* The exercise *
Output the full material exactly as it appears here.

***** Dataset entries *****

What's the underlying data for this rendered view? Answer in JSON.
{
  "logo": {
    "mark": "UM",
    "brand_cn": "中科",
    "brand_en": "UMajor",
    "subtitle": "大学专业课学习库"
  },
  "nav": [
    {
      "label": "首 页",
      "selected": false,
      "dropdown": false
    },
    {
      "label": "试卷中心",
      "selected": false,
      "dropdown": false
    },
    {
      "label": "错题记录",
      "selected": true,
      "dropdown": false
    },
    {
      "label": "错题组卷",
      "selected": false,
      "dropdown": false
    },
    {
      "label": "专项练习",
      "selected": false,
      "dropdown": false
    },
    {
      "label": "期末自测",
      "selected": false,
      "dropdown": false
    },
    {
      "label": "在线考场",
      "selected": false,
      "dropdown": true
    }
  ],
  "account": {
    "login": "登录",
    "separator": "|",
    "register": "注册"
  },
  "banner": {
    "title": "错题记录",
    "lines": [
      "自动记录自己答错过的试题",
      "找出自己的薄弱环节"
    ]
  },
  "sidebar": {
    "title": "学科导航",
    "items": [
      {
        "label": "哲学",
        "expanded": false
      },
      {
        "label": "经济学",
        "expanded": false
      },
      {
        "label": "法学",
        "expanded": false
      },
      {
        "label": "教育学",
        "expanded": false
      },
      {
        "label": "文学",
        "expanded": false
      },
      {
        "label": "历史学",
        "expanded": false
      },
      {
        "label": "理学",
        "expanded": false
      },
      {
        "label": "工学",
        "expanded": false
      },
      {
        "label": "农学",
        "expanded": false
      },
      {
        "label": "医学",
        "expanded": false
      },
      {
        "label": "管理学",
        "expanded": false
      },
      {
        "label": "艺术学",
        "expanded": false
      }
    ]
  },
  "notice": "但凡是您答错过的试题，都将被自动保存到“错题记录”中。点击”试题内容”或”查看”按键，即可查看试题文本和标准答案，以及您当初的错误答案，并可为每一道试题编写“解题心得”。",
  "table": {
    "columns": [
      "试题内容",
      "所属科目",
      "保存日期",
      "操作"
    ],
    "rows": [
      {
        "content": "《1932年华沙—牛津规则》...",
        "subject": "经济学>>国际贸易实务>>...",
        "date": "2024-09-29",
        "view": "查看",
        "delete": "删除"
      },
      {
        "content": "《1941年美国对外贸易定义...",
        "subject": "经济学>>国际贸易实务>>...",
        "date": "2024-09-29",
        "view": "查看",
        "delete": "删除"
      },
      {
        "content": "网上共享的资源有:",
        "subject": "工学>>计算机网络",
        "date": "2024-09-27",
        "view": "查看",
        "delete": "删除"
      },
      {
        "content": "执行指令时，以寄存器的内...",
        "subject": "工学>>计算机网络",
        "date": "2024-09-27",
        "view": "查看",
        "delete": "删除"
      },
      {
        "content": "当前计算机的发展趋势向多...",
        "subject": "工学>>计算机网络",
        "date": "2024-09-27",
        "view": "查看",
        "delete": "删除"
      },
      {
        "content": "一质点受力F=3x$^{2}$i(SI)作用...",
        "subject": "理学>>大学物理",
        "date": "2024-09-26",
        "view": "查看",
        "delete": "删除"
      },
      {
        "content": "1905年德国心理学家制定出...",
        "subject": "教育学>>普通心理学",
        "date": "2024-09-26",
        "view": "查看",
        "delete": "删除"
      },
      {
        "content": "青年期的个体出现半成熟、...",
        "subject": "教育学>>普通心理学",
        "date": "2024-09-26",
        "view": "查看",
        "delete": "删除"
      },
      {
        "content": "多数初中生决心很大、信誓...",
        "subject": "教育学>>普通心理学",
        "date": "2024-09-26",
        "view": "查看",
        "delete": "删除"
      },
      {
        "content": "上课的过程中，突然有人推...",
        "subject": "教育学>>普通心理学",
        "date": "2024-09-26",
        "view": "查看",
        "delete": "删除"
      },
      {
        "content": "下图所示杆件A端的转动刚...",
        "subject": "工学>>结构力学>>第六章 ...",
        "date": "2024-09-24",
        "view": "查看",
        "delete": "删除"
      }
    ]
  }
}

*****

* Completed exercise *
What's the underlying data for this rendered view? Answer in JSON.
{
  "logo": {
    "mark": "UM",
    "brand_cn": "中科",
    "brand_en": "UMajor",
    "subtitle": "大学专业课学习库"
  },
  "nav": [
    {
      "label": "首 页",
      "selected": false,
      "dropdown": false
    },
    {
      "label": "试卷中心",
      "selected": false,
      "dropdown": false
    },
    {
      "label": "错题记录",
      "selected": true,
      "dropdown": false
    },
    {
      "label": "错题组卷",
      "selected": false,
      "dropdown": false
    },
    {
      "label": "专项练习",
      "selected": false,
      "dropdown": false
    },
    {
      "label": "期末自测",
      "selected": false,
      "dropdown": false
    },
    {
      "label": "在线考场",
      "selected": false,
      "dropdown": true
    }
  ],
  "account": {
    "login": "登录",
    "separator": "|",
    "register": "注册"
  },
  "banner": {
    "title": "错题记录",
    "lines": [
      "自动记录自己答错过的试题",
      "找出自己的薄弱环节"
    ]
  },
  "sidebar": {
    "title": "学科导航",
    "items": [
      {
        "label": "哲学",
        "expanded": false
      },
      {
        "label": "经济学",
        "expanded": false
      },
      {
        "label": "法学",
        "expanded": false
      },
      {
        "label": "教育学",
        "expanded": false
      },
      {
        "label": "文学",
        "expanded": false
      },
      {
        "label": "历史学",
        "expanded": false
      },
      {
        "label": "理学",
        "expanded": false
      },
      {
        "label": "工学",
        "expanded": false
      },
      {
        "label": "农学",
        "expanded": false
      },
      {
        "label": "医学",
        "expanded": false
      },
      {
        "label": "管理学",
        "expanded": false
      },
      {
        "label": "艺术学",
        "expanded": false
      }
    ]
  },
  "notice": "但凡是您答错过的试题，都将被自动保存到“错题记录”中。点击”试题内容”或”查看”按键，即可查看试题文本和标准答案，以及您当初的错误答案，并可为每一道试题编写“解题心得”。",
  "table": {
    "columns": [
      "试题内容",
      "所属科目",
      "保存日期",
      "操作"
    ],
    "rows": [
      {
        "content": "《1932年华沙—牛津规则》...",
        "subject": "经济学>>国际贸易实务>>...",
        "date": "2024-09-29",
        "view": "查看",
        "delete": "删除"
      },
      {
        "content": "《1941年美国对外贸易定义...",
        "subject": "经济学>>国际贸易实务>>...",
        "date": "2024-09-29",
        "view": "查看",
        "delete": "删除"
      },
      {
        "content": "网上共享的资源有:",
        "subject": "工学>>计算机网络",
        "date": "2024-09-27",
        "view": "查看",
        "delete": "删除"
      },
      {
        "content": "执行指令时，以寄存器的内...",
        "subject": "工学>>计算机网络",
        "date": "2024-09-27",
        "view": "查看",
        "delete": "删除"
      },
      {
        "content": "当前计算机的发展趋势向多...",
        "subject": "工学>>计算机网络",
        "date": "2024-09-27",
        "view": "查看",
        "delete": "删除"
      },
      {
        "content": "一质点受力F=3x$^{2}$i(SI)作用...",
        "subject": "理学>>大学物理",
        "date": "2024-09-26",
        "view": "查看",
        "delete": "删除"
      },
      {
        "content": "1905年德国心理学家制定出...",
        "subject": "教育学>>普通心理学",
        "date": "2024-09-26",
        "view": "查看",
        "delete": "删除"
      },
      {
        "content": "青年期的个体出现半成熟、...",
        "subject": "教育学>>普通心理学",
        "date": "2024-09-26",
        "view": "查看",
        "delete": "删除"
      },
      {
        "content": "多数初中生决心很大、信誓...",
        "subject": "教育学>>普通心理学",
        "date": "2024-09-26",
        "view": "查看",
        "delete": "删除"
      },
      {
        "content": "上课的过程中，突然有人推...",
        "subject": "教育学>>普通心理学",
        "date": "2024-09-26",
        "view": "查看",
        "delete": "删除"
      },
      {
        "content": "下图所示杆件A端的转动刚...",
        "subject": "工学>>结构力学>>第六章 ...",
        "date": "2024-09-24",
        "view": "查看",
        "delete": "删除"
      }
    ]
  }
}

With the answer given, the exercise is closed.